■ **Dataset entries**
======

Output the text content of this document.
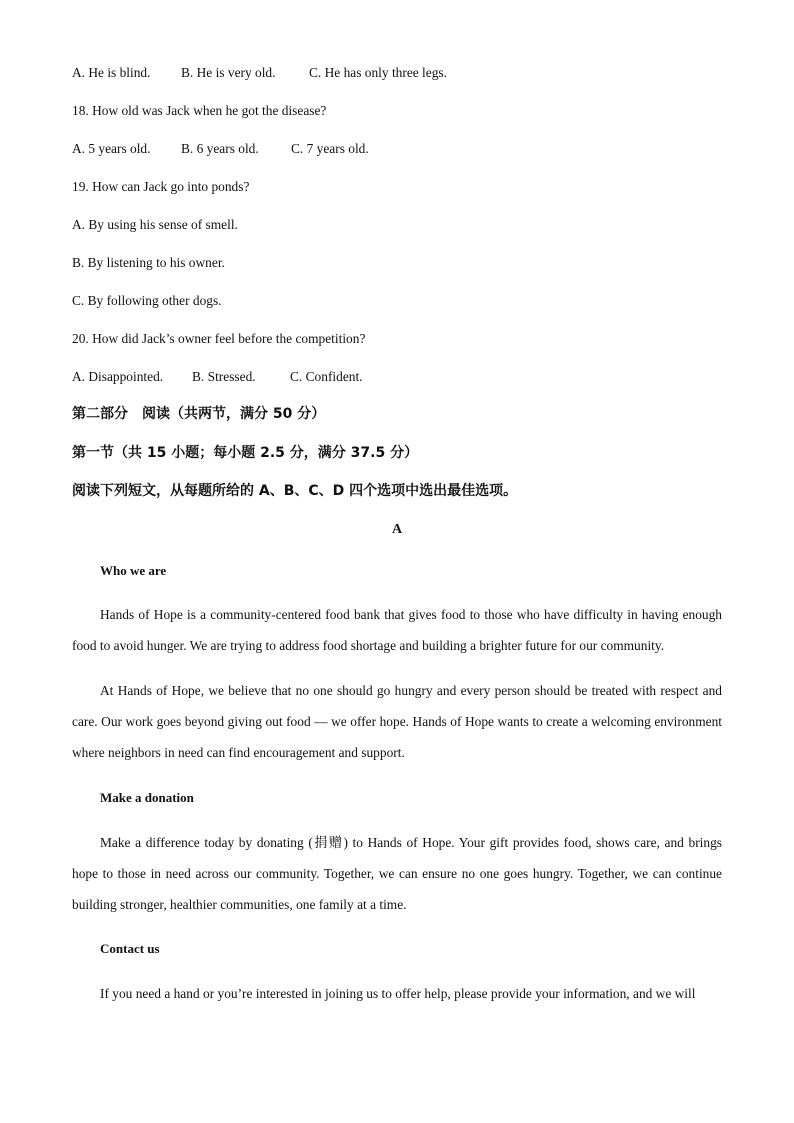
A. He is blind. B. He is very old.	C. He has only three legs.
18. How old was Jack when he got the disease?
A. 5 years old. B. 6 years old. C. 7 years old.
19. How can Jack go into ponds?
A. By using his sense of smell.
B. By listening to his owner.
C. By following other dogs.
20. How did Jack’s owner feel before the competition?
A. Disappointed. B. Stressed.	C. Confident.
第二部分　阅读（共两节，满分 50 分）
第一节（共 15 小题；每小题 2.5 分，满分 37.5 分）
阅读下列短文，从每题所给的 A、B、C、D 四个选项中选出最佳选项。
A
Who we are

Hands of Hope is a community-centered food bank that gives food to those who have difficulty in having enough food to avoid hunger. We are trying to address food shortage and building a brighter future for our community.

At Hands of Hope, we believe that no one should go hungry and every person should be treated with respect and care. Our work goes beyond giving out food — we offer hope. Hands of Hope wants to create a welcoming environment where neighbors in need can find encouragement and support.

Make a donation

Make a difference today by donating (捐赠) to Hands of Hope. Your gift provides food, shows care, and brings hope to those in need across our community. Together, we can ensure no one goes hungry. Together, we can continue building stronger, healthier communities, one family at a time.

Contact us

If you need a hand or you’re interested in joining us to offer help, please provide your information, and we will
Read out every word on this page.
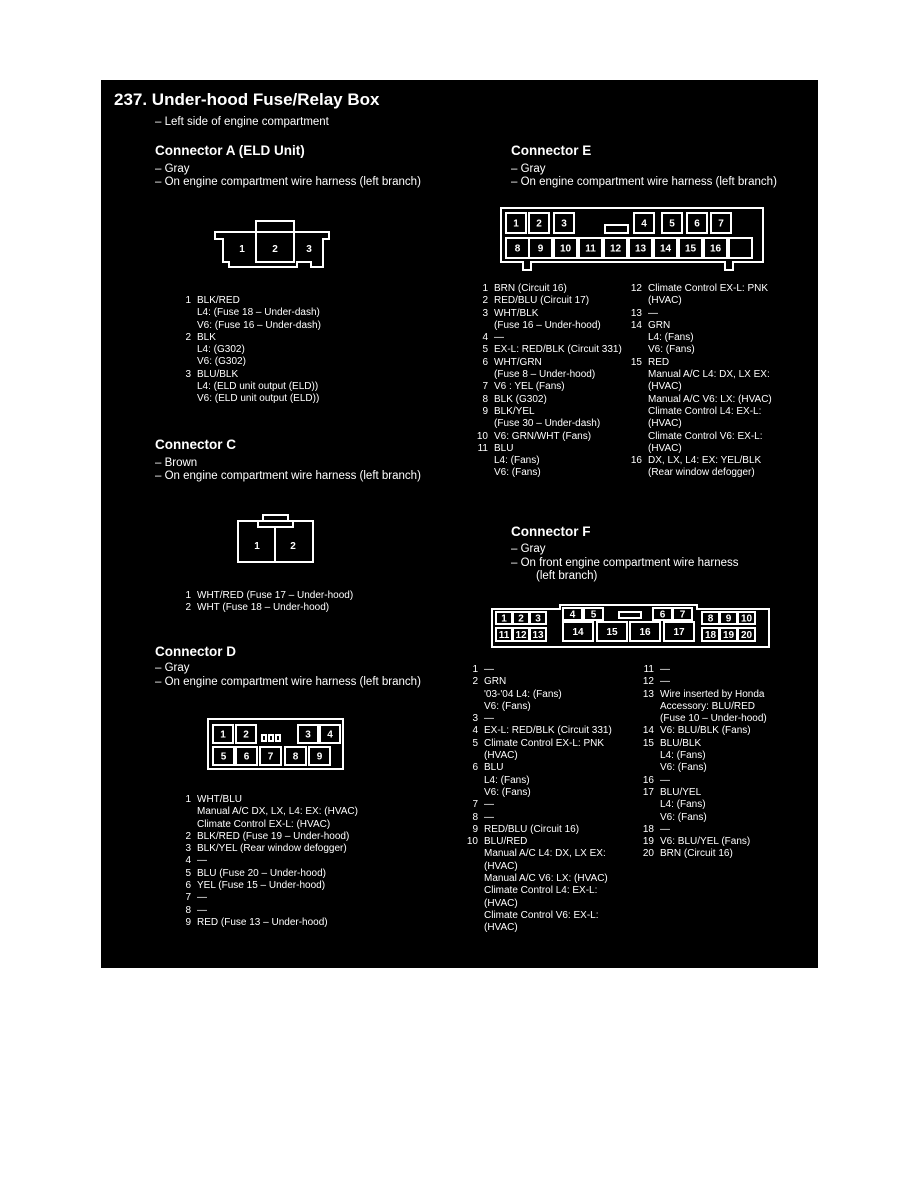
237. Under-hood Fuse/Relay Box
– Left side of engine compartment
Connector A (ELD Unit)
– Gray
– On engine compartment wire harness (left branch)
1	2	3
1 BLK/RED
L4: (Fuse 18 – Under-dash)
V6: (Fuse 16 – Under-dash)
2 BLK
L4: (G302)
V6: (G302)
3 BLU/BLK
L4: (ELD unit output (ELD))
V6: (ELD unit output (ELD))
Connector C
– Brown
– On engine compartment wire harness (left branch)
1	2
1 WHT/RED (Fuse 17 – Under-hood)
2 WHT (Fuse 18 – Under-hood)
Connector D
– Gray
– On engine compartment wire harness (left branch)
1 2	3 4
5 6 7 8 9
1 WHT/BLU
Manual A/C DX, LX, L4: EX: (HVAC)
Climate Control EX-L: (HVAC)
2 BLK/RED (Fuse 19 – Under-hood)
3 BLK/YEL (Rear window defogger)
4 —
5 BLU (Fuse 20 – Under-hood)
6 YEL (Fuse 15 – Under-hood)
7 —
8 —
9 RED (Fuse 13 – Under-hood)
Connector E
– Gray
– On engine compartment wire harness (left branch)
1 2 3	4 5 6 7
8 9 10 11 12 13 14 15 16
1 BRN (Circuit 16)
2 RED/BLU (Circuit 17)
3 WHT/BLK
(Fuse 16 – Under-hood)
4 —
5 EX-L: RED/BLK (Circuit 331)
6 WHT/GRN
(Fuse 8 – Under-hood)
7 V6 : YEL (Fans)
8 BLK (G302)
9 BLK/YEL
(Fuse 30 – Under-dash)
10 V6: GRN/WHT (Fans)
11 BLU
L4: (Fans)
V6: (Fans)
12 Climate Control EX-L: PNK
(HVAC)
13 —
14 GRN
L4: (Fans)
V6: (Fans)
15 RED
Manual A/C L4: DX, LX EX:
(HVAC)
Manual A/C V6: LX: (HVAC)
Climate Control L4: EX-L:
(HVAC)
Climate Control V6: EX-L:
(HVAC)
16 DX, LX, L4: EX: YEL/BLK
(Rear window defogger)
Connector F
– Gray
– On front engine compartment wire harness
(left branch)
1 2 3	4 5	6 7 8 9 10
11 12 13	14 15 16 17 18 19 20
1 —
2 GRN
'03-'04 L4: (Fans)
V6: (Fans)
3 —
4 EX-L: RED/BLK (Circuit 331)
5 Climate Control EX-L: PNK
(HVAC)
6 BLU
L4: (Fans)
V6: (Fans)
7 —
8 —
9 RED/BLU (Circuit 16)
10 BLU/RED
Manual A/C L4: DX, LX EX:
(HVAC)
Manual A/C V6: LX: (HVAC)
Climate Control L4: EX-L:
(HVAC)
Climate Control V6: EX-L:
(HVAC)
11 —
12 —
13 Wire inserted by Honda
Accessory: BLU/RED
(Fuse 10 – Under-hood)
14 V6: BLU/BLK (Fans)
15 BLU/BLK
L4: (Fans)
V6: (Fans)
16 —
17 BLU/YEL
L4: (Fans)
V6: (Fans)
18 —
19 V6: BLU/YEL (Fans)
20 BRN (Circuit 16)
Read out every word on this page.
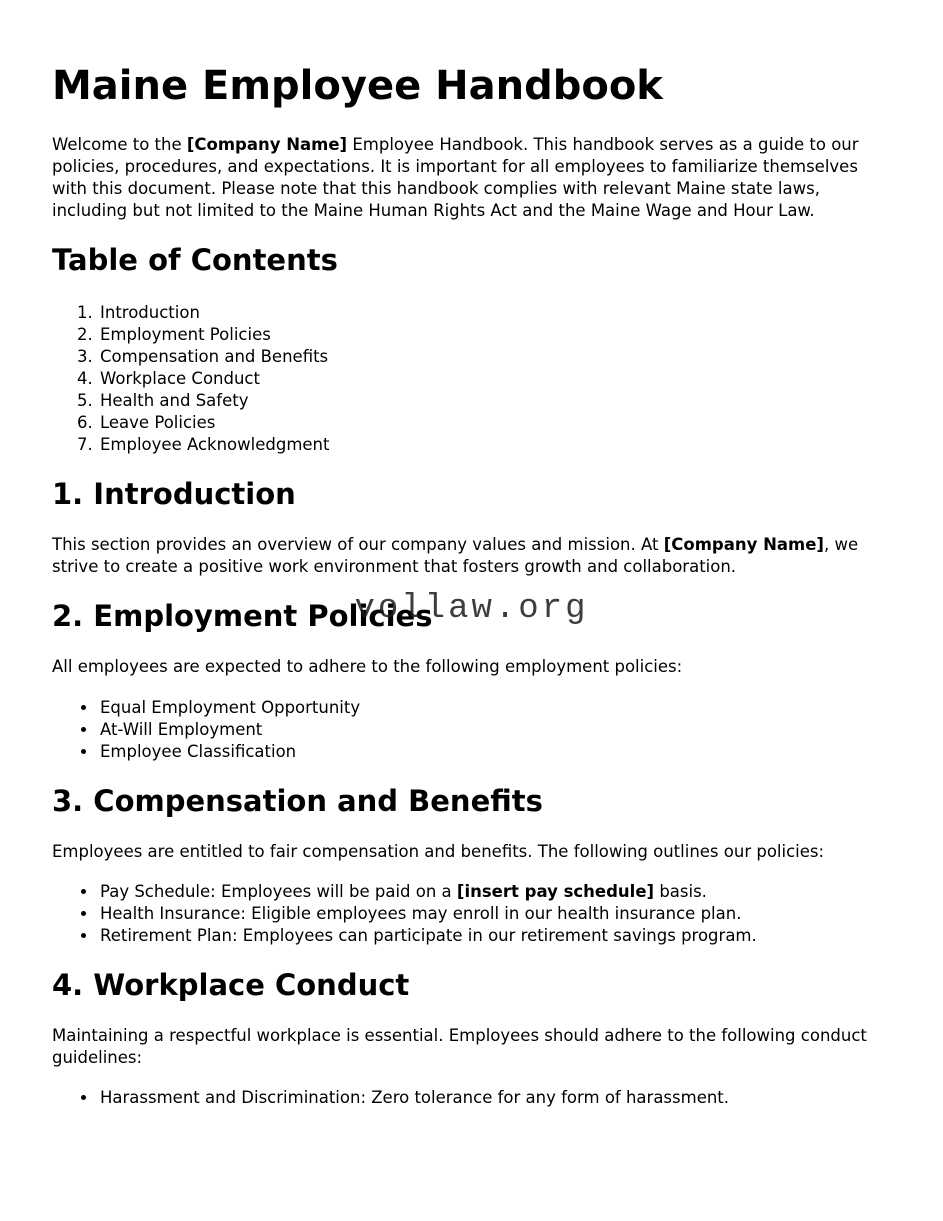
Maine Employee Handbook

Welcome to the [Company Name] Employee Handbook. This handbook serves as a guide to our policies, procedures, and expectations. It is important for all employees to familiarize themselves with this document. Please note that this handbook complies with relevant Maine state laws, including but not limited to the Maine Human Rights Act and the Maine Wage and Hour Law.

Table of Contents
1. Introduction
2. Employment Policies
3. Compensation and Benefits
4. Workplace Conduct
5. Health and Safety
6. Leave Policies
7. Employee Acknowledgment
1. Introduction

This section provides an overview of our company values and mission. At [Company Name], we strive to create a positive work environment that fosters growth and collaboration.

2. Employment Policies

All employees are expected to adhere to the following employment policies:

• Equal Employment Opportunity
• At-Will Employment
• Employee Classification
3. Compensation and Benefits

Employees are entitled to fair compensation and benefits. The following outlines our policies:

• Pay Schedule: Employees will be paid on a [insert pay schedule] basis.
• Health Insurance: Eligible employees may enroll in our health insurance plan.
• Retirement Plan: Employees can participate in our retirement savings program.
4. Workplace Conduct

Maintaining a respectful workplace is essential. Employees should adhere to the following conduct guidelines:

• Harassment and Discrimination: Zero tolerance for any form of harassment.
vollaw.org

======

■ **GOAL**
Restate the full listing verbatim and drop every picture.

■ **FINAL RESULT**
Output the text content of this document.
A. He is blind. B. He is very old.	C. He has only three legs.
18. How old was Jack when he got the disease?
A. 5 years old. B. 6 years old. C. 7 years old.
19. How can Jack go into ponds?
A. By using his sense of smell.
B. By listening to his owner.
C. By following other dogs.
20. How did Jack’s owner feel before the competition?
A. Disappointed. B. Stressed.	C. Confident.
第二部分　阅读（共两节，满分 50 分）
第一节（共 15 小题；每小题 2.5 分，满分 37.5 分）
阅读下列短文，从每题所给的 A、B、C、D 四个选项中选出最佳选项。
A
Who we are

Hands of Hope is a community-centered food bank that gives food to those who have difficulty in having enough food to avoid hunger. We are trying to address food shortage and building a brighter future for our community.

At Hands of Hope, we believe that no one should go hungry and every person should be treated with respect and care. Our work goes beyond giving out food — we offer hope. Hands of Hope wants to create a welcoming environment where neighbors in need can find encouragement and support.

Make a donation

Make a difference today by donating (捐赠) to Hands of Hope. Your gift provides food, shows care, and brings hope to those in need across our community. Together, we can ensure no one goes hungry. Together, we can continue building stronger, healthier communities, one family at a time.

Contact us

If you need a hand or you’re interested in joining us to offer help, please provide your information, and we will
Read out every word on this page.
237. Under-hood Fuse/Relay Box
– Left side of engine compartment
Connector A (ELD Unit)
– Gray
– On engine compartment wire harness (left branch)
1	2	3
1 BLK/RED
L4: (Fuse 18 – Under-dash)
V6: (Fuse 16 – Under-dash)
2 BLK
L4: (G302)
V6: (G302)
3 BLU/BLK
L4: (ELD unit output (ELD))
V6: (ELD unit output (ELD))
Connector C
– Brown
– On engine compartment wire harness (left branch)
1	2
1 WHT/RED (Fuse 17 – Under-hood)
2 WHT (Fuse 18 – Under-hood)
Connector D
– Gray
– On engine compartment wire harness (left branch)
1 2	3 4
5 6 7 8 9
1 WHT/BLU
Manual A/C DX, LX, L4: EX: (HVAC)
Climate Control EX-L: (HVAC)
2 BLK/RED (Fuse 19 – Under-hood)
3 BLK/YEL (Rear window defogger)
4 —
5 BLU (Fuse 20 – Under-hood)
6 YEL (Fuse 15 – Under-hood)
7 —
8 —
9 RED (Fuse 13 – Under-hood)
Connector E
– Gray
– On engine compartment wire harness (left branch)
1 2 3	4 5 6 7
8 9 10 11 12 13 14 15 16
1 BRN (Circuit 16)
2 RED/BLU (Circuit 17)
3 WHT/BLK
(Fuse 16 – Under-hood)
4 —
5 EX-L: RED/BLK (Circuit 331)
6 WHT/GRN
(Fuse 8 – Under-hood)
7 V6 : YEL (Fans)
8 BLK (G302)
9 BLK/YEL
(Fuse 30 – Under-dash)
10 V6: GRN/WHT (Fans)
11 BLU
L4: (Fans)
V6: (Fans)
12 Climate Control EX-L: PNK
(HVAC)
13 —
14 GRN
L4: (Fans)
V6: (Fans)
15 RED
Manual A/C L4: DX, LX EX:
(HVAC)
Manual A/C V6: LX: (HVAC)
Climate Control L4: EX-L:
(HVAC)
Climate Control V6: EX-L:
(HVAC)
16 DX, LX, L4: EX: YEL/BLK
(Rear window defogger)
Connector F
– Gray
– On front engine compartment wire harness
(left branch)
1 2 3	4 5	6 7 8 9 10
11 12 13	14 15 16 17 18 19 20
1 —
2 GRN
'03-'04 L4: (Fans)
V6: (Fans)
3 —
4 EX-L: RED/BLK (Circuit 331)
5 Climate Control EX-L: PNK
(HVAC)
6 BLU
L4: (Fans)
V6: (Fans)
7 —
8 —
9 RED/BLU (Circuit 16)
10 BLU/RED
Manual A/C L4: DX, LX EX:
(HVAC)
Manual A/C V6: LX: (HVAC)
Climate Control L4: EX-L:
(HVAC)
Climate Control V6: EX-L:
(HVAC)
11 —
12 —
13 Wire inserted by Honda
Accessory: BLU/RED
(Fuse 10 – Under-hood)
14 V6: BLU/BLK (Fans)
15 BLU/BLK
L4: (Fans)
V6: (Fans)
16 —
17 BLU/YEL
L4: (Fans)
V6: (Fans)
18 —
19 V6: BLU/YEL (Fans)
20 BRN (Circuit 16)
Read out every word on this page.
Maine Employee Handbook

Welcome to the [Company Name] Employee Handbook. This handbook serves as a guide to our policies, procedures, and expectations. It is important for all employees to familiarize themselves with this document. Please note that this handbook complies with relevant Maine state laws, including but not limited to the Maine Human Rights Act and the Maine Wage and Hour Law.

Table of Contents
1. Introduction
2. Employment Policies
3. Compensation and Benefits
4. Workplace Conduct
5. Health and Safety
6. Leave Policies
7. Employee Acknowledgment
1. Introduction

This section provides an overview of our company values and mission. At [Company Name], we strive to create a positive work environment that fosters growth and collaboration.

2. Employment Policies

All employees are expected to adhere to the following employment policies:

• Equal Employment Opportunity
• At-Will Employment
• Employee Classification
3. Compensation and Benefits

Employees are entitled to fair compensation and benefits. The following outlines our policies:

• Pay Schedule: Employees will be paid on a [insert pay schedule] basis.
• Health Insurance: Eligible employees may enroll in our health insurance plan.
• Retirement Plan: Employees can participate in our retirement savings program.
4. Workplace Conduct

Maintaining a respectful workplace is essential. Employees should adhere to the following conduct guidelines:

• Harassment and Discrimination: Zero tolerance for any form of harassment.
vollaw.org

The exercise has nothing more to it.